▸ **Given task**
Find the string "Fiscal" in the records. Copy every line it appears in.

** BEGIN Data for the task **

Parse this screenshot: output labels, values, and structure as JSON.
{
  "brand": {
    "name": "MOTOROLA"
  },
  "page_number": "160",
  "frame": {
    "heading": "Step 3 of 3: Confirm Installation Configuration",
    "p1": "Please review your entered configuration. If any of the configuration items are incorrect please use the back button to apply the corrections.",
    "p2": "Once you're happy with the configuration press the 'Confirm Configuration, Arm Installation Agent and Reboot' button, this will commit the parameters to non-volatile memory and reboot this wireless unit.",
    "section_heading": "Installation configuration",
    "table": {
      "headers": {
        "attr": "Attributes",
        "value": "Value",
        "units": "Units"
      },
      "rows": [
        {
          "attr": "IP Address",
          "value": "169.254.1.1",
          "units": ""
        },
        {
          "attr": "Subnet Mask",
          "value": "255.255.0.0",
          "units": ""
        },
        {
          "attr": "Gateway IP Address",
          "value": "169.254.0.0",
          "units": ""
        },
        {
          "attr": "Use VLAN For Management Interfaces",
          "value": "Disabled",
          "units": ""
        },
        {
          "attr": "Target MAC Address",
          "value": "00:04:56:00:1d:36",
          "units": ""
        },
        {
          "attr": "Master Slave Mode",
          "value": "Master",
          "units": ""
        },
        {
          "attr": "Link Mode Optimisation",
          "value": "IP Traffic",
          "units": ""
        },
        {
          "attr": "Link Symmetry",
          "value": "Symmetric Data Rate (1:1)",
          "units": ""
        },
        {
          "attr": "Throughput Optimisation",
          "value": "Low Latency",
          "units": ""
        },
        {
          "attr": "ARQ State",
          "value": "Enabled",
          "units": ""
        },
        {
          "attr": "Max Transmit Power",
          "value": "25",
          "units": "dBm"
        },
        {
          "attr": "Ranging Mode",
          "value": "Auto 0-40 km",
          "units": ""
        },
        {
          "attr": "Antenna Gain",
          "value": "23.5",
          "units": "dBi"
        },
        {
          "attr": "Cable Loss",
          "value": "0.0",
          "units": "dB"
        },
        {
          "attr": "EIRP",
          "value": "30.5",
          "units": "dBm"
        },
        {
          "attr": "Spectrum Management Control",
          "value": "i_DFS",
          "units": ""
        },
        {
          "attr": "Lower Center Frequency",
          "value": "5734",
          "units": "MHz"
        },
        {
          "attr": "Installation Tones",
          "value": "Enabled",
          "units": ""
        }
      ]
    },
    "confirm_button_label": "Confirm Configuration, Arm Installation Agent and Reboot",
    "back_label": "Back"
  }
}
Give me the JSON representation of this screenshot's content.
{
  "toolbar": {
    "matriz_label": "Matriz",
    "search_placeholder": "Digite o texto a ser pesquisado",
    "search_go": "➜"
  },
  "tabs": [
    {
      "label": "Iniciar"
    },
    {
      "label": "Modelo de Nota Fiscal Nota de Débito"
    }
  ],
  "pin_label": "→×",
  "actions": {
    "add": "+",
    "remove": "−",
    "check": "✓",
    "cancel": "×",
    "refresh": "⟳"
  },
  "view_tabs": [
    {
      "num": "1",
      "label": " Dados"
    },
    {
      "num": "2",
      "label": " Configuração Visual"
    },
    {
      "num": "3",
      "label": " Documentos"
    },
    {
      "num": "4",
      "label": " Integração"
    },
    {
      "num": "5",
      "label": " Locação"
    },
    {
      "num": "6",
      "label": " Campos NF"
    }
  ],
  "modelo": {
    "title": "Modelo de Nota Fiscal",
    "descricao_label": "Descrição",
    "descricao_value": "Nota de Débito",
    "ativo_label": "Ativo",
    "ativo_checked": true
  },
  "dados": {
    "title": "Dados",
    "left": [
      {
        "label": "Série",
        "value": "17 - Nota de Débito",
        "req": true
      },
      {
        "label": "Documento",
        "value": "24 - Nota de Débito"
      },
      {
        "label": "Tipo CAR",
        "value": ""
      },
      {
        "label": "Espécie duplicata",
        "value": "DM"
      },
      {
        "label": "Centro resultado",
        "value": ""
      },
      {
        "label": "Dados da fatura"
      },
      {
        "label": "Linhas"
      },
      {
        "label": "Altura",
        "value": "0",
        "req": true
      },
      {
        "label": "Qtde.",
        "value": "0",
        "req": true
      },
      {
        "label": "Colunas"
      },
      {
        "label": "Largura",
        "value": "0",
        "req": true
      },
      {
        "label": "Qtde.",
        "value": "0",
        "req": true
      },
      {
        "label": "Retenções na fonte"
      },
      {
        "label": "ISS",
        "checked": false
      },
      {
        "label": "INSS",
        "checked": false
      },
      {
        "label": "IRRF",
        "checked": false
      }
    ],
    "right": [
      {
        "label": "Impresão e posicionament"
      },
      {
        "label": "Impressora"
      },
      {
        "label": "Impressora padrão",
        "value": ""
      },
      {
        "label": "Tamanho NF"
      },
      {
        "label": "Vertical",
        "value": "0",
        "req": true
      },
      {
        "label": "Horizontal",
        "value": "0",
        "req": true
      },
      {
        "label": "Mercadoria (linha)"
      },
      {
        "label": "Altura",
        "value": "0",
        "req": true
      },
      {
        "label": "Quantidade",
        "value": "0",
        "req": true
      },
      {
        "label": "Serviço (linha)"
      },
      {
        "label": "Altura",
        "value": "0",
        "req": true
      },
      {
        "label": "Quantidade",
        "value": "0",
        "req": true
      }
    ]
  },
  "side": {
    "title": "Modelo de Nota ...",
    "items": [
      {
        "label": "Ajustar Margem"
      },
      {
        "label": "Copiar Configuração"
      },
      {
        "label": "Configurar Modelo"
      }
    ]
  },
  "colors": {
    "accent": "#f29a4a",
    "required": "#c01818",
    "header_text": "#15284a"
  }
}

** END Data for the task **

▸ **Written reply**
      "label": "Modelo de Nota Fiscal Nota de Débito"
    "title": "Modelo de Nota Fiscal",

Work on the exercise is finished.